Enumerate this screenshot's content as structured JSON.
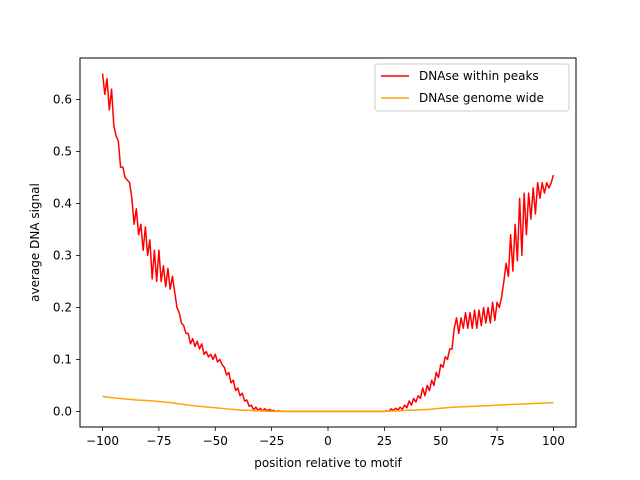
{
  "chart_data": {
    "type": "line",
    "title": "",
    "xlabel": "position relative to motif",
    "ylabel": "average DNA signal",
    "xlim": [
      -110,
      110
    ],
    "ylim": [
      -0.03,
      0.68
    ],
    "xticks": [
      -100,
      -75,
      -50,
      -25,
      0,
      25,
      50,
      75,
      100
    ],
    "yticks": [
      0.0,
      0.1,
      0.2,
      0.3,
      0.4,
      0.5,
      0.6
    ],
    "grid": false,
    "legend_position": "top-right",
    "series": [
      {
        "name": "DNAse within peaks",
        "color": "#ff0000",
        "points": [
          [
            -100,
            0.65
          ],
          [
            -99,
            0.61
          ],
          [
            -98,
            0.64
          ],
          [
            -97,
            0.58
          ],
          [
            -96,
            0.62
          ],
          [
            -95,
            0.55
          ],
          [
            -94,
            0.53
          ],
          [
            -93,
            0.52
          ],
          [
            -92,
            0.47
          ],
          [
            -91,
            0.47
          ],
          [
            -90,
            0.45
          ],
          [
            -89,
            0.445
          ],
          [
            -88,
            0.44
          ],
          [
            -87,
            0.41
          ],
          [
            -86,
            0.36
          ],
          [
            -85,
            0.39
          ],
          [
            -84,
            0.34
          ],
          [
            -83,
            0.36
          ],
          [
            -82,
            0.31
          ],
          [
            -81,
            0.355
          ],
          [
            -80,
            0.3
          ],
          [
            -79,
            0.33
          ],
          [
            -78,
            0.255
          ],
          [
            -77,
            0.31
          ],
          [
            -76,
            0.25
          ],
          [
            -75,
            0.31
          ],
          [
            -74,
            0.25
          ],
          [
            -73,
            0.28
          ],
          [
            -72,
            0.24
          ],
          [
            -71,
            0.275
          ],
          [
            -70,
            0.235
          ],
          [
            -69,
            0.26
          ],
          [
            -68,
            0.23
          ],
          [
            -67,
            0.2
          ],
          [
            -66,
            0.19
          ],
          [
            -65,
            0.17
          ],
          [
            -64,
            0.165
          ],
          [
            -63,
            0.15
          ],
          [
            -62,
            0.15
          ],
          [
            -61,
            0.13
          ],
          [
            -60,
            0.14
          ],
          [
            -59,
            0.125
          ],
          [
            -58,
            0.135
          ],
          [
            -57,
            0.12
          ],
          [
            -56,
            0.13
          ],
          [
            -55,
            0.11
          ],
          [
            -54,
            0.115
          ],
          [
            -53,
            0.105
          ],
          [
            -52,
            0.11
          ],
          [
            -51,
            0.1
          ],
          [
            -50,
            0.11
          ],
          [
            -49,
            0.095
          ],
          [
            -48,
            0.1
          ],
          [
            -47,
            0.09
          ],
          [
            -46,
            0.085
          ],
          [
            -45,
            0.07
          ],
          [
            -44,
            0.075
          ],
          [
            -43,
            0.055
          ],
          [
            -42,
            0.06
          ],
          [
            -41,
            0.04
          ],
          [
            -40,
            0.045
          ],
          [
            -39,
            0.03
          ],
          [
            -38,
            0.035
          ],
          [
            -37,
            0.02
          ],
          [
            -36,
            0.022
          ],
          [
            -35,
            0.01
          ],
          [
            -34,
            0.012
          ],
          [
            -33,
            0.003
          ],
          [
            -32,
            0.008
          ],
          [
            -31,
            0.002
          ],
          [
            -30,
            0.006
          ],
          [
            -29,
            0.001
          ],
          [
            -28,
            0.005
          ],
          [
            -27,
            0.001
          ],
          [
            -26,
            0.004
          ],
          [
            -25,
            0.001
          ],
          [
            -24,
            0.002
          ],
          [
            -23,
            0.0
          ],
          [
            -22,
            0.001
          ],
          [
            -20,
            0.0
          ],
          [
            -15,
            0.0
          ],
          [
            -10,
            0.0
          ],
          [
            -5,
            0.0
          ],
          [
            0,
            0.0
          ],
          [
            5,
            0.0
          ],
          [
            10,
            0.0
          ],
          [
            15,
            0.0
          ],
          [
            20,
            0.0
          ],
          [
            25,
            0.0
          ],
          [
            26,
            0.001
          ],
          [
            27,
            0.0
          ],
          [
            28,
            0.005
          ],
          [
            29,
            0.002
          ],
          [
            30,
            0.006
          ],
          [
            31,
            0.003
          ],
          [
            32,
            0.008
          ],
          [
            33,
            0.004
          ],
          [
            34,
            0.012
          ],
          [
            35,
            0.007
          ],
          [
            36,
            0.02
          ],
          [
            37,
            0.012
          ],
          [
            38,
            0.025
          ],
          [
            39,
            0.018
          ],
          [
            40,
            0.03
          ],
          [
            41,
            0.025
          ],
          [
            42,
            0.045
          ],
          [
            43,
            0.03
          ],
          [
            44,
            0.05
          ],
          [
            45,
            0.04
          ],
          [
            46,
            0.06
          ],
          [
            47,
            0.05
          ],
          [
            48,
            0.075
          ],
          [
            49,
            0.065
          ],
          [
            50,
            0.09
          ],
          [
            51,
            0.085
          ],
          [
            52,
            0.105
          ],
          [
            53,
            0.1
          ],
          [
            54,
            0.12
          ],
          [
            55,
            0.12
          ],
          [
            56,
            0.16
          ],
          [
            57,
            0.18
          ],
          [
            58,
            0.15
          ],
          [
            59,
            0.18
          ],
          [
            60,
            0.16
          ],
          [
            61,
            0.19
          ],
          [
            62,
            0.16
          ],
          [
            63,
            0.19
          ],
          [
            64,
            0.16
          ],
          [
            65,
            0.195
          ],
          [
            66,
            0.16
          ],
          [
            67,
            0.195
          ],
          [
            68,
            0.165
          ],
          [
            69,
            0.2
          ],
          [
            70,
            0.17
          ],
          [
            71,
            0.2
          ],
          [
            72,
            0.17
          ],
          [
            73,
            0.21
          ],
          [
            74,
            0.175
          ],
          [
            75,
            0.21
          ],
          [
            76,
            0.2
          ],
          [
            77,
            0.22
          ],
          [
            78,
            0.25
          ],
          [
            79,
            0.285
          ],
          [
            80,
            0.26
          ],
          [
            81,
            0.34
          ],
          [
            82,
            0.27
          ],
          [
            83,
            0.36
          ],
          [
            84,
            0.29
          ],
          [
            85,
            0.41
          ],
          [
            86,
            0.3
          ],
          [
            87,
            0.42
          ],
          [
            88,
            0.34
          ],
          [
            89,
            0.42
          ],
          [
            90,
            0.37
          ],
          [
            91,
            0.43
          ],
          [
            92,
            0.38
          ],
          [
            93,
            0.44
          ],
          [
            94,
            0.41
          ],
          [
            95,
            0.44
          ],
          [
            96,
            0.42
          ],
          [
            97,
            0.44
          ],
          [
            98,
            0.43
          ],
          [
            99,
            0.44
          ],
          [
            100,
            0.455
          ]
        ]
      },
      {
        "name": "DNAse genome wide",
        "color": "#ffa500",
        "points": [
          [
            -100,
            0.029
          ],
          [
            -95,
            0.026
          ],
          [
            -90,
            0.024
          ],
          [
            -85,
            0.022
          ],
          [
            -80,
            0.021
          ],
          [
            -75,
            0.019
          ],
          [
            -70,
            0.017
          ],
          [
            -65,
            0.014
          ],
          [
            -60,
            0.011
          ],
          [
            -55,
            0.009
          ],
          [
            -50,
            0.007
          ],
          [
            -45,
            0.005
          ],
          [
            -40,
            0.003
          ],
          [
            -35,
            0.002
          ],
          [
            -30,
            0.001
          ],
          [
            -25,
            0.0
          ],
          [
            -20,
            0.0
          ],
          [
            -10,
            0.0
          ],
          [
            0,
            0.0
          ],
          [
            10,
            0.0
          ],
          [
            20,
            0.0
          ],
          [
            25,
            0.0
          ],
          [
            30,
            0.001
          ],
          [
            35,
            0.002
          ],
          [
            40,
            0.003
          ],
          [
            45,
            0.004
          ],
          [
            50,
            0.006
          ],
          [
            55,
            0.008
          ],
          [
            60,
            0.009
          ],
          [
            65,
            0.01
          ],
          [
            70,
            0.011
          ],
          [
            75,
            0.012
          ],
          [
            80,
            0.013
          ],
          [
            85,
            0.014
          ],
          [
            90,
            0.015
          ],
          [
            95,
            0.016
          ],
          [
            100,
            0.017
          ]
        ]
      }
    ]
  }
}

§ To do: From the listing above, collect each line in which the string "name" appears.

§ Answer to this exercise:
        "name": "DNAse within peaks",
        "name": "DNAse genome wide",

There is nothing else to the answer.